** WHAT THE TASK ASKS **
Output every record below exactly as it appears.

........

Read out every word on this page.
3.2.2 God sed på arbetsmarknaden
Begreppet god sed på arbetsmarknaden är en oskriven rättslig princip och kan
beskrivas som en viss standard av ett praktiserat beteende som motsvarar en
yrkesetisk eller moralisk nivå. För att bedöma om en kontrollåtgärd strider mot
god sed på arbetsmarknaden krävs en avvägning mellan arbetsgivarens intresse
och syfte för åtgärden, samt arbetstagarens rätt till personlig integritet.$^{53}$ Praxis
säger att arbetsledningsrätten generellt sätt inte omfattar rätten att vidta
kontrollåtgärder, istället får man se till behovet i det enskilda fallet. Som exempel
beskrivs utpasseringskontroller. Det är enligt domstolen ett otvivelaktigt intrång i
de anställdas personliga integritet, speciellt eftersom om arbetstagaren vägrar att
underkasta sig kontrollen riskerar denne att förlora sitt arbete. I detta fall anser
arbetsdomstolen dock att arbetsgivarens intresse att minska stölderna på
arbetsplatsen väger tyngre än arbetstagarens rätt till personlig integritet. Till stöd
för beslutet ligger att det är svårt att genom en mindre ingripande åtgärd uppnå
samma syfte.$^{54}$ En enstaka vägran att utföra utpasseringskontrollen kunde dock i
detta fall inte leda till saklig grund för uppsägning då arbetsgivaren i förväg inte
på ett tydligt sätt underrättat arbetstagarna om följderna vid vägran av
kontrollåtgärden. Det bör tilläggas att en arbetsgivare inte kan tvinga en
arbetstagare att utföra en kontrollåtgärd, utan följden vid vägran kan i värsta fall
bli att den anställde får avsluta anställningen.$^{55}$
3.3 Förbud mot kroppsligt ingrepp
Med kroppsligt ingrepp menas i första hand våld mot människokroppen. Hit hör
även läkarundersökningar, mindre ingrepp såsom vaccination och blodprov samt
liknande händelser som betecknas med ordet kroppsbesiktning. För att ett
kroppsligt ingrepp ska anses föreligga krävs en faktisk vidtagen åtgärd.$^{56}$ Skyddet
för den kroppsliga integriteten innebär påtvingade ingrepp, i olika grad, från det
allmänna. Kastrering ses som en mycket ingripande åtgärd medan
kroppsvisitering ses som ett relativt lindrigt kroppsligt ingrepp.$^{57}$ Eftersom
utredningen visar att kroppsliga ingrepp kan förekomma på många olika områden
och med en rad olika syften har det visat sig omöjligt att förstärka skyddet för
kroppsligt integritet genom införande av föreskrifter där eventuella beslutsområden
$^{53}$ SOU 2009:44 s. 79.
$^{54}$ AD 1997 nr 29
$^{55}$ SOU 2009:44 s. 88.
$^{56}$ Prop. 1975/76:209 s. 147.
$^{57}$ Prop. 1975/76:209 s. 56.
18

........

** SOLUTION TO THE EXERCISE **
Read out every word on this page.
3.2.2 God sed på arbetsmarknaden
Begreppet god sed på arbetsmarknaden är en oskriven rättslig princip och kan
beskrivas som en viss standard av ett praktiserat beteende som motsvarar en
yrkesetisk eller moralisk nivå. För att bedöma om en kontrollåtgärd strider mot
god sed på arbetsmarknaden krävs en avvägning mellan arbetsgivarens intresse
och syfte för åtgärden, samt arbetstagarens rätt till personlig integritet.$^{53}$ Praxis
säger att arbetsledningsrätten generellt sätt inte omfattar rätten att vidta
kontrollåtgärder, istället får man se till behovet i det enskilda fallet. Som exempel
beskrivs utpasseringskontroller. Det är enligt domstolen ett otvivelaktigt intrång i
de anställdas personliga integritet, speciellt eftersom om arbetstagaren vägrar att
underkasta sig kontrollen riskerar denne att förlora sitt arbete. I detta fall anser
arbetsdomstolen dock att arbetsgivarens intresse att minska stölderna på
arbetsplatsen väger tyngre än arbetstagarens rätt till personlig integritet. Till stöd
för beslutet ligger att det är svårt att genom en mindre ingripande åtgärd uppnå
samma syfte.$^{54}$ En enstaka vägran att utföra utpasseringskontrollen kunde dock i
detta fall inte leda till saklig grund för uppsägning då arbetsgivaren i förväg inte
på ett tydligt sätt underrättat arbetstagarna om följderna vid vägran av
kontrollåtgärden. Det bör tilläggas att en arbetsgivare inte kan tvinga en
arbetstagare att utföra en kontrollåtgärd, utan följden vid vägran kan i värsta fall
bli att den anställde får avsluta anställningen.$^{55}$
3.3 Förbud mot kroppsligt ingrepp
Med kroppsligt ingrepp menas i första hand våld mot människokroppen. Hit hör
även läkarundersökningar, mindre ingrepp såsom vaccination och blodprov samt
liknande händelser som betecknas med ordet kroppsbesiktning. För att ett
kroppsligt ingrepp ska anses föreligga krävs en faktisk vidtagen åtgärd.$^{56}$ Skyddet
för den kroppsliga integriteten innebär påtvingade ingrepp, i olika grad, från det
allmänna. Kastrering ses som en mycket ingripande åtgärd medan
kroppsvisitering ses som ett relativt lindrigt kroppsligt ingrepp.$^{57}$ Eftersom
utredningen visar att kroppsliga ingrepp kan förekomma på många olika områden
och med en rad olika syften har det visat sig omöjligt att förstärka skyddet för
kroppsligt integritet genom införande av föreskrifter där eventuella beslutsområden
$^{53}$ SOU 2009:44 s. 79.
$^{54}$ AD 1997 nr 29
$^{55}$ SOU 2009:44 s. 88.
$^{56}$ Prop. 1975/76:209 s. 147.
$^{57}$ Prop. 1975/76:209 s. 56.
18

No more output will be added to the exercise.